*** Exercise materials ***

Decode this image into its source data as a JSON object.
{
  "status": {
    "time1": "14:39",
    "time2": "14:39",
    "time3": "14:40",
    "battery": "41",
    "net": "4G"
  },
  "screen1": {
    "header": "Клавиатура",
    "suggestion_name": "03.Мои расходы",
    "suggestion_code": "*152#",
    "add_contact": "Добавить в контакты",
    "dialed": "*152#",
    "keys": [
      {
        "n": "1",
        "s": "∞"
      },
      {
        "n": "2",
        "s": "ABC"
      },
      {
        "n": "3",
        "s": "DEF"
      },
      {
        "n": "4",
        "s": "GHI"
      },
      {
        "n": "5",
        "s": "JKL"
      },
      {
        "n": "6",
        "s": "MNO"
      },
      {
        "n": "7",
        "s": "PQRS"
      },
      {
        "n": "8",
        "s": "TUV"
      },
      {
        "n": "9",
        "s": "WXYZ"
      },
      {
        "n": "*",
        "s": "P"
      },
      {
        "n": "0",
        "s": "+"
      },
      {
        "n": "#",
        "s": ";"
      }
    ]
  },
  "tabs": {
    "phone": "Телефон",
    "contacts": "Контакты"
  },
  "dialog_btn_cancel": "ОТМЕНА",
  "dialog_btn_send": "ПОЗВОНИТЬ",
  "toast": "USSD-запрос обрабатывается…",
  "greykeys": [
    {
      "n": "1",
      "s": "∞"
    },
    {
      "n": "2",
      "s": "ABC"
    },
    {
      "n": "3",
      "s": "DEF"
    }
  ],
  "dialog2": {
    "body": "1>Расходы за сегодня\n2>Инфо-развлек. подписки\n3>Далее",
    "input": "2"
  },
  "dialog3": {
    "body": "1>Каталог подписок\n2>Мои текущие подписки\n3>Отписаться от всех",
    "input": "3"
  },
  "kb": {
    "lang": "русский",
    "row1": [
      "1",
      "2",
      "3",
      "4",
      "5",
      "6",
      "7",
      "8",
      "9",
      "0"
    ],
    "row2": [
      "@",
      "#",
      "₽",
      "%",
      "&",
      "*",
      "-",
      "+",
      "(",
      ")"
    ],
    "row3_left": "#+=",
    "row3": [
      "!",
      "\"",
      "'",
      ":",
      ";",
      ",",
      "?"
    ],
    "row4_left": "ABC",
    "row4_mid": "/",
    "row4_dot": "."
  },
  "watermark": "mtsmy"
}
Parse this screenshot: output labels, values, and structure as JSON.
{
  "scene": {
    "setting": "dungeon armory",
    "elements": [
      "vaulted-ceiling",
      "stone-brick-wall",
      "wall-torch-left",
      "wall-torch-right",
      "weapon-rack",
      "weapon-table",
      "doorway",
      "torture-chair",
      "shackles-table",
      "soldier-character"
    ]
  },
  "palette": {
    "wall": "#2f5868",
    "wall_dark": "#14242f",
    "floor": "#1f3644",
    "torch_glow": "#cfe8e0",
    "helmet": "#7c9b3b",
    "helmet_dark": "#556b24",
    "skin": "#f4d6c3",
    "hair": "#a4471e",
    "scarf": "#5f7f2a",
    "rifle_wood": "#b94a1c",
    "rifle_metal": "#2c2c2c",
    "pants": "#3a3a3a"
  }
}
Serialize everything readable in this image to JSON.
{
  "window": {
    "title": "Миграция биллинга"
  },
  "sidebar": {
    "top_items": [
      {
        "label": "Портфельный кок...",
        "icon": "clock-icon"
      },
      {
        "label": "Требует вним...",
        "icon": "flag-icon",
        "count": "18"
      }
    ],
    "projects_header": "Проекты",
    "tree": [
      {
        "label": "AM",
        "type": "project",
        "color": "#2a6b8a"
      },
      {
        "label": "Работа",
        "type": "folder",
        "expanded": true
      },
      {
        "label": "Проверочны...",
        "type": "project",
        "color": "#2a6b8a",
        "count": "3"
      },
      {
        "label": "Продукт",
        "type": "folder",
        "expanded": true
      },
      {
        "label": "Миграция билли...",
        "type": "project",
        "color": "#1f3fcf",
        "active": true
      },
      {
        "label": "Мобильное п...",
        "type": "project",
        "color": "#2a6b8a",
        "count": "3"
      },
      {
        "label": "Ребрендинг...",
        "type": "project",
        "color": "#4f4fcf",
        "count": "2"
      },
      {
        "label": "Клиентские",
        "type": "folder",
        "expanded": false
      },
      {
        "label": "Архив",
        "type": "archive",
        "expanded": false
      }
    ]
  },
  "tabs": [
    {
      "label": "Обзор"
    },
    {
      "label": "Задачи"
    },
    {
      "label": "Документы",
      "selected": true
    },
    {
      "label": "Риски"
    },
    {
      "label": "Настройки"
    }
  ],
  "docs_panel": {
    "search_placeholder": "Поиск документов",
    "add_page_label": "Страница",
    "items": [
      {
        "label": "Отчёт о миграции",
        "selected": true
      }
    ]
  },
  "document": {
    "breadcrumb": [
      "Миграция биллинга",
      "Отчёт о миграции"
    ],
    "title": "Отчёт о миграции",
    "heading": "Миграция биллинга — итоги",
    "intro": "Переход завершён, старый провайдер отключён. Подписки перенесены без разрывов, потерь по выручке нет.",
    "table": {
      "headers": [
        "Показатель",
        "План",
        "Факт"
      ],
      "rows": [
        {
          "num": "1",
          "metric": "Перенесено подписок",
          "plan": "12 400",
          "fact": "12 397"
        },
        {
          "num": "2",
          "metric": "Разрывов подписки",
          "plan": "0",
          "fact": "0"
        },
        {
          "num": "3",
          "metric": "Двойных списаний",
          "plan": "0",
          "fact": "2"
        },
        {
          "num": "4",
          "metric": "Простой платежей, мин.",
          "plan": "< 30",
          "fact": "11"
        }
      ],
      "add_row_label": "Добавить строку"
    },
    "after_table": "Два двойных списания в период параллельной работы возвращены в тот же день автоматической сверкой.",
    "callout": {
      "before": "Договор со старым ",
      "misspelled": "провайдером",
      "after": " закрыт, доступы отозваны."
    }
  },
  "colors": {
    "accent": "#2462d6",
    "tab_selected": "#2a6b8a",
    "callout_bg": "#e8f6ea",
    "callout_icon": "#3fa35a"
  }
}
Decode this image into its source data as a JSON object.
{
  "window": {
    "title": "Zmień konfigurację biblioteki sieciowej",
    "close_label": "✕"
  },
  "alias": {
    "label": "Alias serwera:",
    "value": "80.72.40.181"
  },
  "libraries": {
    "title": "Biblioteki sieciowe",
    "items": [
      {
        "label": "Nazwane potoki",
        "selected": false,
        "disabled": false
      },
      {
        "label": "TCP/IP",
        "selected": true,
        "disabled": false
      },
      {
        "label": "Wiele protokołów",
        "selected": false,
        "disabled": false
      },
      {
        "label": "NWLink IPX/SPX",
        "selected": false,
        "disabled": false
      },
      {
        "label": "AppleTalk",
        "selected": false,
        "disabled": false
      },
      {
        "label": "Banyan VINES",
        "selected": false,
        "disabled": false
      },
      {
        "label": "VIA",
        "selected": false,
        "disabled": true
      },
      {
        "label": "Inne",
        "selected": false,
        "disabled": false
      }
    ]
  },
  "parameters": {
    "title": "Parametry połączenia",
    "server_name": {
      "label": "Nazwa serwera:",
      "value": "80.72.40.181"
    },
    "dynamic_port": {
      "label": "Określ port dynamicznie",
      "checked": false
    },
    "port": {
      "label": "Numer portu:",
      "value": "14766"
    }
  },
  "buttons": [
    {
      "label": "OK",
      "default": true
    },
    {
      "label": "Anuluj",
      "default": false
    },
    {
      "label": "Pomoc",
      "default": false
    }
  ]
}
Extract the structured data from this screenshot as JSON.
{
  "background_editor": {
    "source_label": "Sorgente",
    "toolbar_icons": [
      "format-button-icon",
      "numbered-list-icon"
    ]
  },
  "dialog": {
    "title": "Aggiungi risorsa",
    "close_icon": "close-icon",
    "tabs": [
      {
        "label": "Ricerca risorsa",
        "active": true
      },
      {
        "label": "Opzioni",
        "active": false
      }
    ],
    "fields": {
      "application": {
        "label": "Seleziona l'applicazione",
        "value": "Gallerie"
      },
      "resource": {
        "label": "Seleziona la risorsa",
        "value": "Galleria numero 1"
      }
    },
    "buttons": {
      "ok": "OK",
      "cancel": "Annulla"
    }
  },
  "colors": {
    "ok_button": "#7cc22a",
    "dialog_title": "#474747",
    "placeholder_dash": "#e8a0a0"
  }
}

***

= Work to complete =
From the data, collect all lines where the string "миграции" appears.

= Result below =
        "label": "Отчёт о миграции",
      "Отчёт о миграции"
    "title": "Отчёт о миграции",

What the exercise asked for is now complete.